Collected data
----
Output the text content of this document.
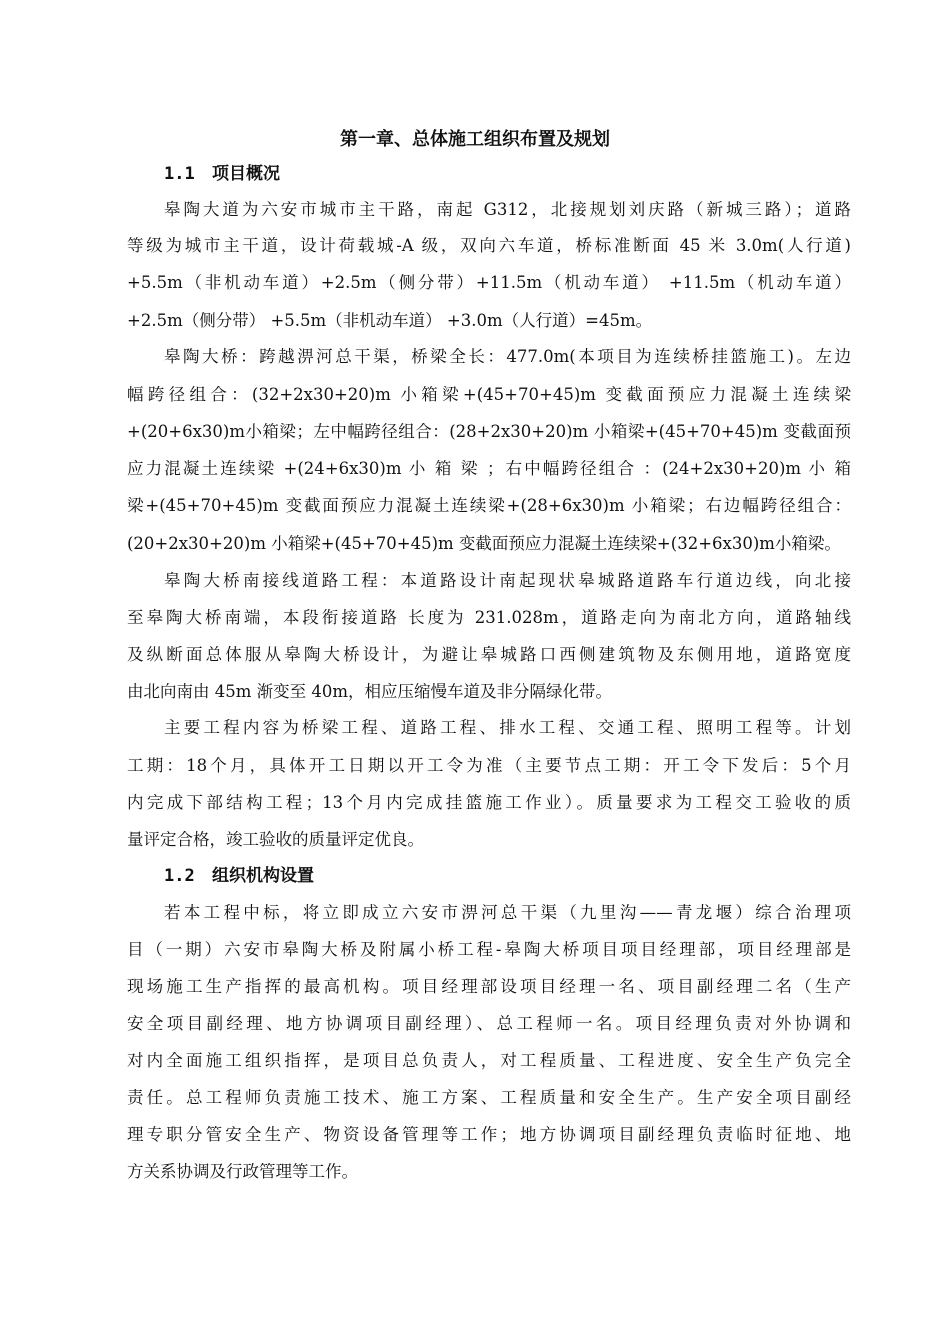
第一章、总体施工组织布置及规划
1.1 项目概况
皋陶大道为六安市城市主干路，南起 G312，北接规划刘庆路（新城三路）；道路
等级为城市主干道，设计荷载城-A 级，双向六车道，桥标准断面 45 米 3.0m(人行道)
+5.5m（非机动车道）+2.5m（侧分带）+11.5m（机动车道） +11.5m（机动车道）
+2.5m（侧分带） +5.5m（非机动车道） +3.0m（人行道）=45m。
皋陶大桥：跨越淠河总干渠，桥梁全长：477.0m(本项目为连续桥挂篮施工)。左边
幅跨径组合：(32+2x30+20)m 小箱梁+(45+70+45)m 变截面预应力混凝土连续梁
+(20+6x30)m小箱梁；左中幅跨径组合：(28+2x30+20)m 小箱梁+(45+70+45)m 变截面预
应力混凝土连续梁 +(24+6x30)m 小 箱 梁 ；右中幅跨径组合 ：(24+2x30+20)m 小 箱
梁+(45+70+45)m 变截面预应力混凝土连续梁+(28+6x30)m 小箱梁；右边幅跨径组合：
(20+2x30+20)m 小箱梁+(45+70+45)m 变截面预应力混凝土连续梁+(32+6x30)m小箱梁。
皋陶大桥南接线道路工程：本道路设计南起现状皋城路道路车行道边线，向北接
至皋陶大桥南端，本段衔接道路 长度为 231.028m，道路走向为南北方向，道路轴线
及纵断面总体服从皋陶大桥设计，为避让皋城路口西侧建筑物及东侧用地，道路宽度
由北向南由 45m 渐变至 40m，相应压缩慢车道及非分隔绿化带。
主要工程内容为桥梁工程、道路工程、排水工程、交通工程、照明工程等。计划
工期：18个月，具体开工日期以开工令为准（主要节点工期：开工令下发后：5个月
内完成下部结构工程；13个月内完成挂篮施工作业）。质量要求为工程交工验收的质
量评定合格，竣工验收的质量评定优良。
1.2 组织机构设置
若本工程中标，将立即成立六安市淠河总干渠（九里沟——青龙堰）综合治理项
目（一期）六安市皋陶大桥及附属小桥工程-皋陶大桥项目项目经理部，项目经理部是
现场施工生产指挥的最高机构。项目经理部设项目经理一名、项目副经理二名（生产
安全项目副经理、地方协调项目副经理）、总工程师一名。项目经理负责对外协调和
对内全面施工组织指挥，是项目总负责人，对工程质量、工程进度、安全生产负完全
责任。总工程师负责施工技术、施工方案、工程质量和安全生产。生产安全项目副经
理专职分管安全生产、物资设备管理等工作；地方协调项目副经理负责临时征地、地
方关系协调及行政管理等工作。
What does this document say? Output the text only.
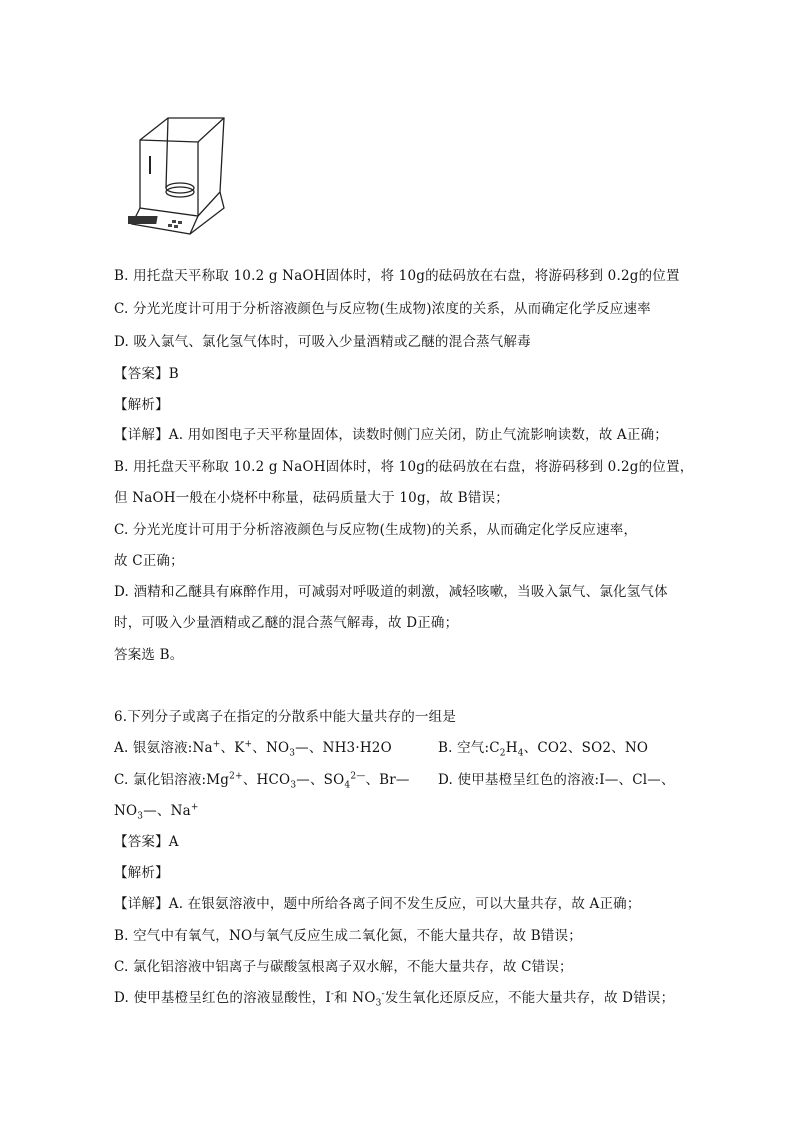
B. 用托盘天平称取 10.2 g NaOH固体时，将 10g的砝码放在右盘，将游码移到 0.2g的位置
C. 分光光度计可用于分析溶液颜色与反应物(生成物)浓度的关系，从而确定化学反应速率
D. 吸入氯气、氯化氢气体时，可吸入少量酒精或乙醚的混合蒸气解毒
【答案】B
【解析】
【详解】A. 用如图电子天平称量固体，读数时侧门应关闭，防止气流影响读数，故 A正确；
B. 用托盘天平称取 10.2 g NaOH固体时，将 10g的砝码放在右盘，将游码移到 0.2g的位置，
但 NaOH一般在小烧杯中称量，砝码质量大于 10g，故 B错误；
C. 分光光度计可用于分析溶液颜色与反应物(生成物)的关系，从而确定化学反应速率，
故 C正确；
D. 酒精和乙醚具有麻醉作用，可减弱对呼吸道的刺激，减轻咳嗽，当吸入氯气、氯化氢气体
时，可吸入少量酒精或乙醚的混合蒸气解毒，故 D正确；
答案选 B。
6.下列分子或离子在指定的分散系中能大量共存的一组是
A. 银氨溶液:Na+、K+、$NO_3—$、NH3·H2O	B. 空气$:C_2H_4$、CO2、SO2、NO
C. 氯化铝溶液$:Mg^{2+}$、$HCO_3—$、$SO_4^{2—}$、Br— D. 使甲基橙呈红色的溶液:I—、Cl—、
$NO_3—$、Na+
【答案】A
【解析】
【详解】A. 在银氨溶液中，题中所给各离子间不发生反应，可以大量共存，故 A正确；
B. 空气中有氧气，NO与氧气反应生成二氧化氮，不能大量共存，故 B错误；
C. 氯化铝溶液中铝离子与碳酸氢根离子双水解，不能大量共存，故 C错误；
D. 使甲基橙呈红色的溶液显酸性，I-和 $NO_3^-$发生氧化还原反应，不能大量共存，故 D错误；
----
The records above need to be given again exactly. Omit the pictures.

## ANSWER TO THIS PROBLEM
Output the text content of this document.
第一章、总体施工组织布置及规划
1.1 项目概况
皋陶大道为六安市城市主干路，南起 G312，北接规划刘庆路（新城三路）；道路
等级为城市主干道，设计荷载城-A 级，双向六车道，桥标准断面 45 米 3.0m(人行道)
+5.5m（非机动车道）+2.5m（侧分带）+11.5m（机动车道） +11.5m（机动车道）
+2.5m（侧分带） +5.5m（非机动车道） +3.0m（人行道）=45m。
皋陶大桥：跨越淠河总干渠，桥梁全长：477.0m(本项目为连续桥挂篮施工)。左边
幅跨径组合：(32+2x30+20)m 小箱梁+(45+70+45)m 变截面预应力混凝土连续梁
+(20+6x30)m小箱梁；左中幅跨径组合：(28+2x30+20)m 小箱梁+(45+70+45)m 变截面预
应力混凝土连续梁 +(24+6x30)m 小 箱 梁 ；右中幅跨径组合 ：(24+2x30+20)m 小 箱
梁+(45+70+45)m 变截面预应力混凝土连续梁+(28+6x30)m 小箱梁；右边幅跨径组合：
(20+2x30+20)m 小箱梁+(45+70+45)m 变截面预应力混凝土连续梁+(32+6x30)m小箱梁。
皋陶大桥南接线道路工程：本道路设计南起现状皋城路道路车行道边线，向北接
至皋陶大桥南端，本段衔接道路 长度为 231.028m，道路走向为南北方向，道路轴线
及纵断面总体服从皋陶大桥设计，为避让皋城路口西侧建筑物及东侧用地，道路宽度
由北向南由 45m 渐变至 40m，相应压缩慢车道及非分隔绿化带。
主要工程内容为桥梁工程、道路工程、排水工程、交通工程、照明工程等。计划
工期：18个月，具体开工日期以开工令为准（主要节点工期：开工令下发后：5个月
内完成下部结构工程；13个月内完成挂篮施工作业）。质量要求为工程交工验收的质
量评定合格，竣工验收的质量评定优良。
1.2 组织机构设置
若本工程中标，将立即成立六安市淠河总干渠（九里沟——青龙堰）综合治理项
目（一期）六安市皋陶大桥及附属小桥工程-皋陶大桥项目项目经理部，项目经理部是
现场施工生产指挥的最高机构。项目经理部设项目经理一名、项目副经理二名（生产
安全项目副经理、地方协调项目副经理）、总工程师一名。项目经理负责对外协调和
对内全面施工组织指挥，是项目总负责人，对工程质量、工程进度、安全生产负完全
责任。总工程师负责施工技术、施工方案、工程质量和安全生产。生产安全项目副经
理专职分管安全生产、物资设备管理等工作；地方协调项目副经理负责临时征地、地
方关系协调及行政管理等工作。
What does this document say? Output the text only.
B. 用托盘天平称取 10.2 g NaOH固体时，将 10g的砝码放在右盘，将游码移到 0.2g的位置
C. 分光光度计可用于分析溶液颜色与反应物(生成物)浓度的关系，从而确定化学反应速率
D. 吸入氯气、氯化氢气体时，可吸入少量酒精或乙醚的混合蒸气解毒
【答案】B
【解析】
【详解】A. 用如图电子天平称量固体，读数时侧门应关闭，防止气流影响读数，故 A正确；
B. 用托盘天平称取 10.2 g NaOH固体时，将 10g的砝码放在右盘，将游码移到 0.2g的位置，
但 NaOH一般在小烧杯中称量，砝码质量大于 10g，故 B错误；
C. 分光光度计可用于分析溶液颜色与反应物(生成物)的关系，从而确定化学反应速率，
故 C正确；
D. 酒精和乙醚具有麻醉作用，可减弱对呼吸道的刺激，减轻咳嗽，当吸入氯气、氯化氢气体
时，可吸入少量酒精或乙醚的混合蒸气解毒，故 D正确；
答案选 B。
6.下列分子或离子在指定的分散系中能大量共存的一组是
A. 银氨溶液:Na+、K+、$NO_3—$、NH3·H2O	B. 空气$:C_2H_4$、CO2、SO2、NO
C. 氯化铝溶液$:Mg^{2+}$、$HCO_3—$、$SO_4^{2—}$、Br— D. 使甲基橙呈红色的溶液:I—、Cl—、
$NO_3—$、Na+
【答案】A
【解析】
【详解】A. 在银氨溶液中，题中所给各离子间不发生反应，可以大量共存，故 A正确；
B. 空气中有氧气，NO与氧气反应生成二氧化氮，不能大量共存，故 B错误；
C. 氯化铝溶液中铝离子与碳酸氢根离子双水解，不能大量共存，故 C错误；
D. 使甲基橙呈红色的溶液显酸性，I-和 $NO_3^-$发生氧化还原反应，不能大量共存，故 D错误；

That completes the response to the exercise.